::: 文書抜粋 :::

巷では、ラウドネスノーマライゼーションを「ラウドネス等化」や「ラウドネス規制」、言葉の後半を省略して「ラウドネス」などの略称を使っている方もいますが、ここでは「ラウドネス正規化」と略して使っていきます。

“聴感音量”を揃える

ラウドネス正規化は「Youtube」や「Spotify」、そしてつい最近になって「ニコニコ動画」にも導入されるようになりました。

これらのプラットフォームは様々なクリエイターが制作した動画や楽曲を自由に行き来しながら楽しむことができます。

そこで問題となるのが各動画、楽曲の音量レベル差の問題です。音圧マシマシの爆音量のものもあれば、そうでないものもたくさんあります。そうなると各動画や楽曲を行き来するたびに視聴者は音量を適正に調整する必要がでてきます。

めんどくさいですね~。

::: データ行 :::

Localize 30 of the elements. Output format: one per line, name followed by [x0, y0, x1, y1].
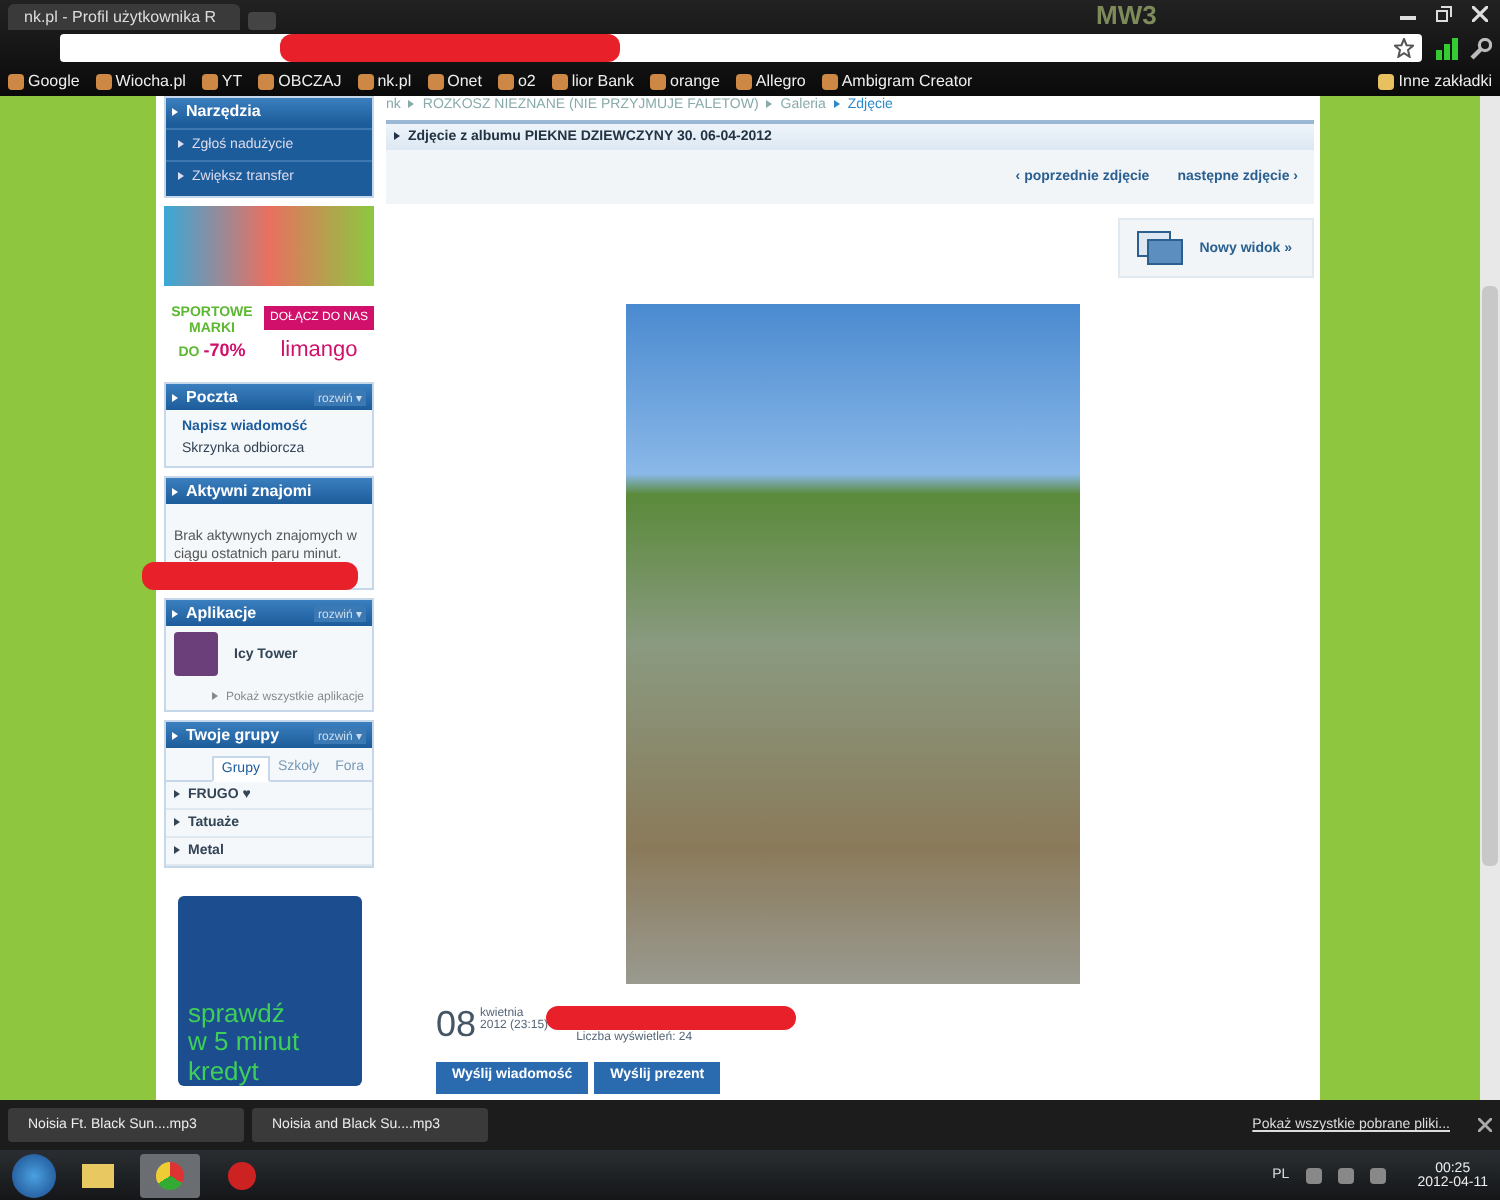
signal-bars-icon[interactable]	[1434, 36, 1458, 60]
bookmark-link[interactable]: Wiocha.pl	[95, 72, 186, 90]
bookmark-link[interactable]: lior Bank	[551, 72, 634, 90]
pictures-icon	[1135, 230, 1184, 266]
bookmark-link[interactable]: Ambigram Creator	[821, 72, 973, 90]
scrollbar[interactable]	[1480, 96, 1500, 1100]
close-icon[interactable]	[1478, 1118, 1492, 1132]
app-thumbnail[interactable]	[174, 632, 218, 676]
bookmark-folder[interactable]: Inne zakładki	[1378, 72, 1492, 90]
bookmark-link[interactable]: Google	[8, 72, 80, 90]
theme-logo: MW3	[1096, 0, 1157, 30]
bookmark-link[interactable]: nk.pl	[357, 72, 412, 90]
browser-tab[interactable]: nk.pl - Profil użytkownika R	[8, 4, 240, 30]
restore-icon[interactable]	[1436, 6, 1452, 22]
bookmark-link[interactable]: o2	[497, 72, 536, 90]
section-header: Aktywni znajomi	[166, 478, 372, 504]
bookmark-link[interactable]: YT	[201, 72, 243, 90]
section-header: Narzędzia	[166, 98, 372, 124]
browser-icon[interactable]	[140, 1153, 200, 1197]
bookmark-link[interactable]: Onet	[427, 72, 482, 90]
address-bar[interactable]	[60, 34, 1422, 62]
brand-logo: limango	[280, 338, 358, 362]
start-button[interactable]	[12, 1153, 56, 1197]
bookmark-link[interactable]: OBCZAJ	[258, 72, 342, 90]
star-icon[interactable]	[1394, 38, 1414, 58]
ad-banner[interactable]: sprawdź w 5 minut kredyt	[178, 896, 362, 1086]
ad-text: sprawdź w 5 minut kredyt	[188, 1000, 300, 1086]
date-day: 08	[436, 1004, 477, 1046]
bookmark-link[interactable]: Allegro	[735, 72, 806, 90]
bookmark-link[interactable]: orange	[650, 72, 720, 90]
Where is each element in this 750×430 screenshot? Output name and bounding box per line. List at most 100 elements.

:::

指示 1: 文書抜粋の「そこで問題となるのが」で始まる段落を、要点を残して短く書き直してください。
指示 2: ラウドネス正規化についての文書抜粋を、最後の文の後から書き進めてください。

結果 1: 動画や楽曲ごとに音量レベルの差があり、音圧の高い爆音のものもあればそうでないものも多い。そのため視聴者は、作品を移るたびに音量を調整し直す必要がある。

結果 2:
なので、各コンテンツの”聴感上の音量”を数値化して、それぞれを同じに揃えようぜ!というのがラウドネス正規化の概要です。

ちなみに放送業界において、これはすでに当たり前の概念です。TVを見ているとき、CMが変わるごとにTVの音量を調整しなければいけないほど聴感音量に変化が生じたりしませんよね?これは放送業界では既に-23LUFS/LKFSに揃えられているからなのです。

視聴者側の利便性が上がる

各コンテンツの聴感音量を揃えると何が良いかというと、視聴者側が快適になります。

過去にニコニコ動画で多くのコンテンツを楽しんでいた方は思い出してみてください。再生する動画を変えるたびに音量に大きな差があったり、途中で挟み込んでくる広告が突如として爆音で流れだす、なんて事象に遭遇したことはないですか?そのたびに慌てて手元の音量を変更するなんてことしませんでしたか?

いち視聴者として、これはあまりにも不便です。動画を楽しみたいのに不意にやってくる爆音に対して常に警戒しないといけないのはとても面倒です。

どうせ各視聴者が手元の音量でその都度操作するのなら、自動で各コンテンツの音量が揃っていてくれたほうが便利だと思いませんか?

ラウドネス正規化とは、結局それだけのことだったりするのです。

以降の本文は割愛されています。